[Task data]
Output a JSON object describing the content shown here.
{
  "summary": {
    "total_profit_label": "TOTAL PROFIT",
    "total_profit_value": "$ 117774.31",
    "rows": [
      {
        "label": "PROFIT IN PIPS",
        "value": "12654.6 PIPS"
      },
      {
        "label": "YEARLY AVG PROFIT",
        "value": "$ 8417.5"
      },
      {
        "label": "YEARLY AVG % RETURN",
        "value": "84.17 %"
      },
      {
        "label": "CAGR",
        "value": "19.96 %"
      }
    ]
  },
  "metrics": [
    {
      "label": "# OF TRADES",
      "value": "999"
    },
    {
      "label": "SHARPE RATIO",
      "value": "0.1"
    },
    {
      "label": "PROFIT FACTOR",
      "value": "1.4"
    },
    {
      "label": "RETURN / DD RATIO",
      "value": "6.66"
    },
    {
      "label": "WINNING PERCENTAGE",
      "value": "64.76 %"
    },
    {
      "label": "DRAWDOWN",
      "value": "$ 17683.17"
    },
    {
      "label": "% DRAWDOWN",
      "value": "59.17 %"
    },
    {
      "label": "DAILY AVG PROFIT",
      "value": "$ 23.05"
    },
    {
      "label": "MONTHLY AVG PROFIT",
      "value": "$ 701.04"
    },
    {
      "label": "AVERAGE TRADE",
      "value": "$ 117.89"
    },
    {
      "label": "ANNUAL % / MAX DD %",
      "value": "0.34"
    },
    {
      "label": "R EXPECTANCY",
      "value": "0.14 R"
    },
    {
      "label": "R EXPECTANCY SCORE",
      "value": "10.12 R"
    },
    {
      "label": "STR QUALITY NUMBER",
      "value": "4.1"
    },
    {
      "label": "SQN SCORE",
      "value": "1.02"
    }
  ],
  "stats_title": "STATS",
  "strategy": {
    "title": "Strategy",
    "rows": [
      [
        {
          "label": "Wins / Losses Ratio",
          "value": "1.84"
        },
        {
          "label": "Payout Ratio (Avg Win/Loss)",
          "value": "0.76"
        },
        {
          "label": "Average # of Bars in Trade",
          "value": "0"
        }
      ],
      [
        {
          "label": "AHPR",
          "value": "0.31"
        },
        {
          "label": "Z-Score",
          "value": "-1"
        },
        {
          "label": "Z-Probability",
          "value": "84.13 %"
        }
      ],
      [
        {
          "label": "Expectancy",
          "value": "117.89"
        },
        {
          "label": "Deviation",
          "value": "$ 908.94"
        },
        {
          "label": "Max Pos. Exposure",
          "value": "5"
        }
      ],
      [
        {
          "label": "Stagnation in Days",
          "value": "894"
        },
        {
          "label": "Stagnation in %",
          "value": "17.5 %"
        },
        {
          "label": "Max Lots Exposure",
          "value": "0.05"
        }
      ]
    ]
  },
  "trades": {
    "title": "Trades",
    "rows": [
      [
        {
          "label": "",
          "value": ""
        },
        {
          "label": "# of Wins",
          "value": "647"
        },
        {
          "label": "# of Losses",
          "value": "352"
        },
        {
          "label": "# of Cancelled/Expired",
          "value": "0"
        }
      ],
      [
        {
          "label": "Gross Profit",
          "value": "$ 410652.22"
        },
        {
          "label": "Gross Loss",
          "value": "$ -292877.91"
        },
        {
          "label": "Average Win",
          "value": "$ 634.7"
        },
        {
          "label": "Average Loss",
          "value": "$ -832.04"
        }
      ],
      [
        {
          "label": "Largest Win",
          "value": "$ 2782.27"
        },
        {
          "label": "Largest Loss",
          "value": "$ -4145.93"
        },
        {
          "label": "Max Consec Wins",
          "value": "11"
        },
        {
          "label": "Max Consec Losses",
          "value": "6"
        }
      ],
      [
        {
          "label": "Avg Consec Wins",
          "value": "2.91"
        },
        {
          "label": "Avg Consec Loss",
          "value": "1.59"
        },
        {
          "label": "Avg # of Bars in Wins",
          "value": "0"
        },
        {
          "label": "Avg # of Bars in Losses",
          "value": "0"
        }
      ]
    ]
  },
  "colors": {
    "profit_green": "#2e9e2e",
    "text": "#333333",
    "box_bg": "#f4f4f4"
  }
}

[What to do]
Each line of the material should be duplicated exactly, please.

[Final result]
Output a JSON object describing the content shown here.
{
  "summary": {
    "total_profit_label": "TOTAL PROFIT",
    "total_profit_value": "$ 117774.31",
    "rows": [
      {
        "label": "PROFIT IN PIPS",
        "value": "12654.6 PIPS"
      },
      {
        "label": "YEARLY AVG PROFIT",
        "value": "$ 8417.5"
      },
      {
        "label": "YEARLY AVG % RETURN",
        "value": "84.17 %"
      },
      {
        "label": "CAGR",
        "value": "19.96 %"
      }
    ]
  },
  "metrics": [
    {
      "label": "# OF TRADES",
      "value": "999"
    },
    {
      "label": "SHARPE RATIO",
      "value": "0.1"
    },
    {
      "label": "PROFIT FACTOR",
      "value": "1.4"
    },
    {
      "label": "RETURN / DD RATIO",
      "value": "6.66"
    },
    {
      "label": "WINNING PERCENTAGE",
      "value": "64.76 %"
    },
    {
      "label": "DRAWDOWN",
      "value": "$ 17683.17"
    },
    {
      "label": "% DRAWDOWN",
      "value": "59.17 %"
    },
    {
      "label": "DAILY AVG PROFIT",
      "value": "$ 23.05"
    },
    {
      "label": "MONTHLY AVG PROFIT",
      "value": "$ 701.04"
    },
    {
      "label": "AVERAGE TRADE",
      "value": "$ 117.89"
    },
    {
      "label": "ANNUAL % / MAX DD %",
      "value": "0.34"
    },
    {
      "label": "R EXPECTANCY",
      "value": "0.14 R"
    },
    {
      "label": "R EXPECTANCY SCORE",
      "value": "10.12 R"
    },
    {
      "label": "STR QUALITY NUMBER",
      "value": "4.1"
    },
    {
      "label": "SQN SCORE",
      "value": "1.02"
    }
  ],
  "stats_title": "STATS",
  "strategy": {
    "title": "Strategy",
    "rows": [
      [
        {
          "label": "Wins / Losses Ratio",
          "value": "1.84"
        },
        {
          "label": "Payout Ratio (Avg Win/Loss)",
          "value": "0.76"
        },
        {
          "label": "Average # of Bars in Trade",
          "value": "0"
        }
      ],
      [
        {
          "label": "AHPR",
          "value": "0.31"
        },
        {
          "label": "Z-Score",
          "value": "-1"
        },
        {
          "label": "Z-Probability",
          "value": "84.13 %"
        }
      ],
      [
        {
          "label": "Expectancy",
          "value": "117.89"
        },
        {
          "label": "Deviation",
          "value": "$ 908.94"
        },
        {
          "label": "Max Pos. Exposure",
          "value": "5"
        }
      ],
      [
        {
          "label": "Stagnation in Days",
          "value": "894"
        },
        {
          "label": "Stagnation in %",
          "value": "17.5 %"
        },
        {
          "label": "Max Lots Exposure",
          "value": "0.05"
        }
      ]
    ]
  },
  "trades": {
    "title": "Trades",
    "rows": [
      [
        {
          "label": "",
          "value": ""
        },
        {
          "label": "# of Wins",
          "value": "647"
        },
        {
          "label": "# of Losses",
          "value": "352"
        },
        {
          "label": "# of Cancelled/Expired",
          "value": "0"
        }
      ],
      [
        {
          "label": "Gross Profit",
          "value": "$ 410652.22"
        },
        {
          "label": "Gross Loss",
          "value": "$ -292877.91"
        },
        {
          "label": "Average Win",
          "value": "$ 634.7"
        },
        {
          "label": "Average Loss",
          "value": "$ -832.04"
        }
      ],
      [
        {
          "label": "Largest Win",
          "value": "$ 2782.27"
        },
        {
          "label": "Largest Loss",
          "value": "$ -4145.93"
        },
        {
          "label": "Max Consec Wins",
          "value": "11"
        },
        {
          "label": "Max Consec Losses",
          "value": "6"
        }
      ],
      [
        {
          "label": "Avg Consec Wins",
          "value": "2.91"
        },
        {
          "label": "Avg Consec Loss",
          "value": "1.59"
        },
        {
          "label": "Avg # of Bars in Wins",
          "value": "0"
        },
        {
          "label": "Avg # of Bars in Losses",
          "value": "0"
        }
      ]
    ]
  },
  "colors": {
    "profit_green": "#2e9e2e",
    "text": "#333333",
    "box_bg": "#f4f4f4"
  }
}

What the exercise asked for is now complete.